• [Given data]
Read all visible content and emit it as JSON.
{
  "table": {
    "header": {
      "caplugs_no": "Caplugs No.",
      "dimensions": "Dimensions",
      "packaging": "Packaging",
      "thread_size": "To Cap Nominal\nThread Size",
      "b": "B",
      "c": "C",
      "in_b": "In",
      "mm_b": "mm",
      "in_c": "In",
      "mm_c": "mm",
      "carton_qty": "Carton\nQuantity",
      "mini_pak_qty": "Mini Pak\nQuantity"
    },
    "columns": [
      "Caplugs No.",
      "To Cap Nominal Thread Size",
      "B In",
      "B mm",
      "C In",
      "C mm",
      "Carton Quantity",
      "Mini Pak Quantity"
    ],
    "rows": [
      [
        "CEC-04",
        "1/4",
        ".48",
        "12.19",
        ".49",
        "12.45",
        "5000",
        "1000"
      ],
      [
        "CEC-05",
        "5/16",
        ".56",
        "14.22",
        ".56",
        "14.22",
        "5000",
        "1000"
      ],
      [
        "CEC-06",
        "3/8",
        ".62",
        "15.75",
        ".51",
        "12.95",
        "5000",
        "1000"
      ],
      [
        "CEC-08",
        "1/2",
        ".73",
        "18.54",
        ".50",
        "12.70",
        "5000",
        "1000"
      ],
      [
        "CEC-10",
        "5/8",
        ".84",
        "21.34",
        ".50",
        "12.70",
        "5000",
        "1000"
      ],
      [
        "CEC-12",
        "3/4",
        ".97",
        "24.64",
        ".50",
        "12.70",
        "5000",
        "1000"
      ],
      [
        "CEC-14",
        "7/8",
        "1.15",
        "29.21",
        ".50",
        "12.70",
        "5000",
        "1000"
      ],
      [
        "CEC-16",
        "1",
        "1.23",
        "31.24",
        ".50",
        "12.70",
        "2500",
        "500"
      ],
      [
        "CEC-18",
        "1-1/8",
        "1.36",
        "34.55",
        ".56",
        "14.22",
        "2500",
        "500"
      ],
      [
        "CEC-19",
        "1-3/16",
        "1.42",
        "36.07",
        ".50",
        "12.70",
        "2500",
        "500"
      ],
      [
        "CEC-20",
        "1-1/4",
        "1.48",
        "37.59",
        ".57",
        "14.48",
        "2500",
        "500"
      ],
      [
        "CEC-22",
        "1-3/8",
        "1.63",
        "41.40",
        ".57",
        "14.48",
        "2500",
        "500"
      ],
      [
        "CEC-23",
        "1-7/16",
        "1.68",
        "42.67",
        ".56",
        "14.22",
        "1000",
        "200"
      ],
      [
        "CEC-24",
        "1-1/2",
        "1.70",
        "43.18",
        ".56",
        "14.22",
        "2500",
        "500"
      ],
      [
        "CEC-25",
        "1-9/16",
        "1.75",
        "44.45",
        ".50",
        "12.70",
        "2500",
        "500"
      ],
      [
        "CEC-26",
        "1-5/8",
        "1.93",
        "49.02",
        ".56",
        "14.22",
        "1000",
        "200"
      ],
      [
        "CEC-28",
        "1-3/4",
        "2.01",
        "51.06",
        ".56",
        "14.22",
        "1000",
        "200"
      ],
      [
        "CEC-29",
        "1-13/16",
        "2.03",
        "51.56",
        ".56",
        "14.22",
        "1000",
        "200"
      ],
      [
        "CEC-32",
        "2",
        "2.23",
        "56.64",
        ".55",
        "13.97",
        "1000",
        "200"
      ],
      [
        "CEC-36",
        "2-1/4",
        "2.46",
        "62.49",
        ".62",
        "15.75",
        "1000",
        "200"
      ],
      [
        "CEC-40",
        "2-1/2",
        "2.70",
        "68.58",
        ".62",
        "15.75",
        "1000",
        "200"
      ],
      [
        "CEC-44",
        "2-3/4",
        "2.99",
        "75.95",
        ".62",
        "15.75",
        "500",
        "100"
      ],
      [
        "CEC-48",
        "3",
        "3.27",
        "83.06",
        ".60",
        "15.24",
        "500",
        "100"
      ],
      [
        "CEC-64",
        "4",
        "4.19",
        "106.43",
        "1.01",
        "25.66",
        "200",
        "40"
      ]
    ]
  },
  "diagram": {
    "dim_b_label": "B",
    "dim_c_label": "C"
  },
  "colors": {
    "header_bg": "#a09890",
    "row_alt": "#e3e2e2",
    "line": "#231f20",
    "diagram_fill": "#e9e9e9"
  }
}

• [The exercise]
Each line that holds the word "Mini" is to be copied.

• [Output below]
      "mini_pak_qty": "Mini Pak\nQuantity"
      "Mini Pak Quantity"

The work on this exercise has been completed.